TASK INSTRUCTIONS
Write the records out again, keeping each line exactly as it is.

SUPPLIED DATA

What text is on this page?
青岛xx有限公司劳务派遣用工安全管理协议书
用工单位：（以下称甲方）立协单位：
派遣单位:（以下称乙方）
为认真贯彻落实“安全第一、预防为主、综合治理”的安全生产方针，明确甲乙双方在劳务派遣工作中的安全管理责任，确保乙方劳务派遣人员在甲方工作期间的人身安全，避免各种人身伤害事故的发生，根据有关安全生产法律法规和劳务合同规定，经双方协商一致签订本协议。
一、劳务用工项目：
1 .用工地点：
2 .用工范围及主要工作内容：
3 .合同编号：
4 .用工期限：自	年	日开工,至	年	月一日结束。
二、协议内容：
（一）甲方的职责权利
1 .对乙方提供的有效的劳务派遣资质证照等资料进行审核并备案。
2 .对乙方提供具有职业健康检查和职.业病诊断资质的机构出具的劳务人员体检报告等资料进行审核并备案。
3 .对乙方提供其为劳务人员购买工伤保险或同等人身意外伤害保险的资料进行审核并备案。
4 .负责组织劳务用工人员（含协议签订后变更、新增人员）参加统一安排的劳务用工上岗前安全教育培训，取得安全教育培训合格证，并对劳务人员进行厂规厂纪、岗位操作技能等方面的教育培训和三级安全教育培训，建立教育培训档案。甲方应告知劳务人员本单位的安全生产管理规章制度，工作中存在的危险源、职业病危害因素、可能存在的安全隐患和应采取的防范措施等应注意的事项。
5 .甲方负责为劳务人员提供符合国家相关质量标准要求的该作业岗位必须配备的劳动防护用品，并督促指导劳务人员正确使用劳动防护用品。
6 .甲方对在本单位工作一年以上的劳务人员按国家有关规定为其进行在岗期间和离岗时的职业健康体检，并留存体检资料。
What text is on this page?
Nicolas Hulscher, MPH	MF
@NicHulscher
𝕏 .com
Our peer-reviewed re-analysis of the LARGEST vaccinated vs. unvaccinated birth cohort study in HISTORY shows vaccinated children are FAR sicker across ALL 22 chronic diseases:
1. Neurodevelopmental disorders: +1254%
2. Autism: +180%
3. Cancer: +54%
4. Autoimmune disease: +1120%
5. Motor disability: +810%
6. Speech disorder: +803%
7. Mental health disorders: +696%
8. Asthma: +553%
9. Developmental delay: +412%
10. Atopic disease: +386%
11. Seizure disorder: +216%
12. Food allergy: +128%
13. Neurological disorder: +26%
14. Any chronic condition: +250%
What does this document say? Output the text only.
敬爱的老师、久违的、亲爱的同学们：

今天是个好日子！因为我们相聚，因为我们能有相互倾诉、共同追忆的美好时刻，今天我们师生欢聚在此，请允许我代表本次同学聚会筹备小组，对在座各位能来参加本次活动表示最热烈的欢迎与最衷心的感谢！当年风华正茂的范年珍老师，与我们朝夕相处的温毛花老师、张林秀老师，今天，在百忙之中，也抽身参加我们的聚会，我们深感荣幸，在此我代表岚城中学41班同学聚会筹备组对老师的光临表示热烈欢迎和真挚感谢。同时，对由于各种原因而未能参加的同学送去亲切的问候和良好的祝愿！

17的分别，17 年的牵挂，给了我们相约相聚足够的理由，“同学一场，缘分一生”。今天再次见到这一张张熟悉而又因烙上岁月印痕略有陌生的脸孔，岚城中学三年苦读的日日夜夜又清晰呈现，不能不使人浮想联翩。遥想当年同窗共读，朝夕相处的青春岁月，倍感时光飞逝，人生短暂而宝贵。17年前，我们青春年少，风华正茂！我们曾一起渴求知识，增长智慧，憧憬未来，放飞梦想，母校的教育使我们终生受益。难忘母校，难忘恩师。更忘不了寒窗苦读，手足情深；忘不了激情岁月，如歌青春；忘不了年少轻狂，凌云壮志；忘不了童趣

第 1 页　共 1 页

THE OUTPUT
What text is on this page?
青岛xx有限公司劳务派遣用工安全管理协议书
用工单位：（以下称甲方）立协单位：
派遣单位:（以下称乙方）
为认真贯彻落实“安全第一、预防为主、综合治理”的安全生产方针，明确甲乙双方在劳务派遣工作中的安全管理责任，确保乙方劳务派遣人员在甲方工作期间的人身安全，避免各种人身伤害事故的发生，根据有关安全生产法律法规和劳务合同规定，经双方协商一致签订本协议。
一、劳务用工项目：
1 .用工地点：
2 .用工范围及主要工作内容：
3 .合同编号：
4 .用工期限：自	年	日开工,至	年	月一日结束。
二、协议内容：
（一）甲方的职责权利
1 .对乙方提供的有效的劳务派遣资质证照等资料进行审核并备案。
2 .对乙方提供具有职业健康检查和职.业病诊断资质的机构出具的劳务人员体检报告等资料进行审核并备案。
3 .对乙方提供其为劳务人员购买工伤保险或同等人身意外伤害保险的资料进行审核并备案。
4 .负责组织劳务用工人员（含协议签订后变更、新增人员）参加统一安排的劳务用工上岗前安全教育培训，取得安全教育培训合格证，并对劳务人员进行厂规厂纪、岗位操作技能等方面的教育培训和三级安全教育培训，建立教育培训档案。甲方应告知劳务人员本单位的安全生产管理规章制度，工作中存在的危险源、职业病危害因素、可能存在的安全隐患和应采取的防范措施等应注意的事项。
5 .甲方负责为劳务人员提供符合国家相关质量标准要求的该作业岗位必须配备的劳动防护用品，并督促指导劳务人员正确使用劳动防护用品。
6 .甲方对在本单位工作一年以上的劳务人员按国家有关规定为其进行在岗期间和离岗时的职业健康体检，并留存体检资料。
What text is on this page?
Nicolas Hulscher, MPH	MF
@NicHulscher
𝕏 .com
Our peer-reviewed re-analysis of the LARGEST vaccinated vs. unvaccinated birth cohort study in HISTORY shows vaccinated children are FAR sicker across ALL 22 chronic diseases:
1. Neurodevelopmental disorders: +1254%
2. Autism: +180%
3. Cancer: +54%
4. Autoimmune disease: +1120%
5. Motor disability: +810%
6. Speech disorder: +803%
7. Mental health disorders: +696%
8. Asthma: +553%
9. Developmental delay: +412%
10. Atopic disease: +386%
11. Seizure disorder: +216%
12. Food allergy: +128%
13. Neurological disorder: +26%
14. Any chronic condition: +250%
What does this document say? Output the text only.
敬爱的老师、久违的、亲爱的同学们：

今天是个好日子！因为我们相聚，因为我们能有相互倾诉、共同追忆的美好时刻，今天我们师生欢聚在此，请允许我代表本次同学聚会筹备小组，对在座各位能来参加本次活动表示最热烈的欢迎与最衷心的感谢！当年风华正茂的范年珍老师，与我们朝夕相处的温毛花老师、张林秀老师，今天，在百忙之中，也抽身参加我们的聚会，我们深感荣幸，在此我代表岚城中学41班同学聚会筹备组对老师的光临表示热烈欢迎和真挚感谢。同时，对由于各种原因而未能参加的同学送去亲切的问候和良好的祝愿！

17的分别，17 年的牵挂，给了我们相约相聚足够的理由，“同学一场，缘分一生”。今天再次见到这一张张熟悉而又因烙上岁月印痕略有陌生的脸孔，岚城中学三年苦读的日日夜夜又清晰呈现，不能不使人浮想联翩。遥想当年同窗共读，朝夕相处的青春岁月，倍感时光飞逝，人生短暂而宝贵。17年前，我们青春年少，风华正茂！我们曾一起渴求知识，增长智慧，憧憬未来，放飞梦想，母校的教育使我们终生受益。难忘母校，难忘恩师。更忘不了寒窗苦读，手足情深；忘不了激情岁月，如歌青春；忘不了年少轻狂，凌云壮志；忘不了童趣

第 1 页　共 1 页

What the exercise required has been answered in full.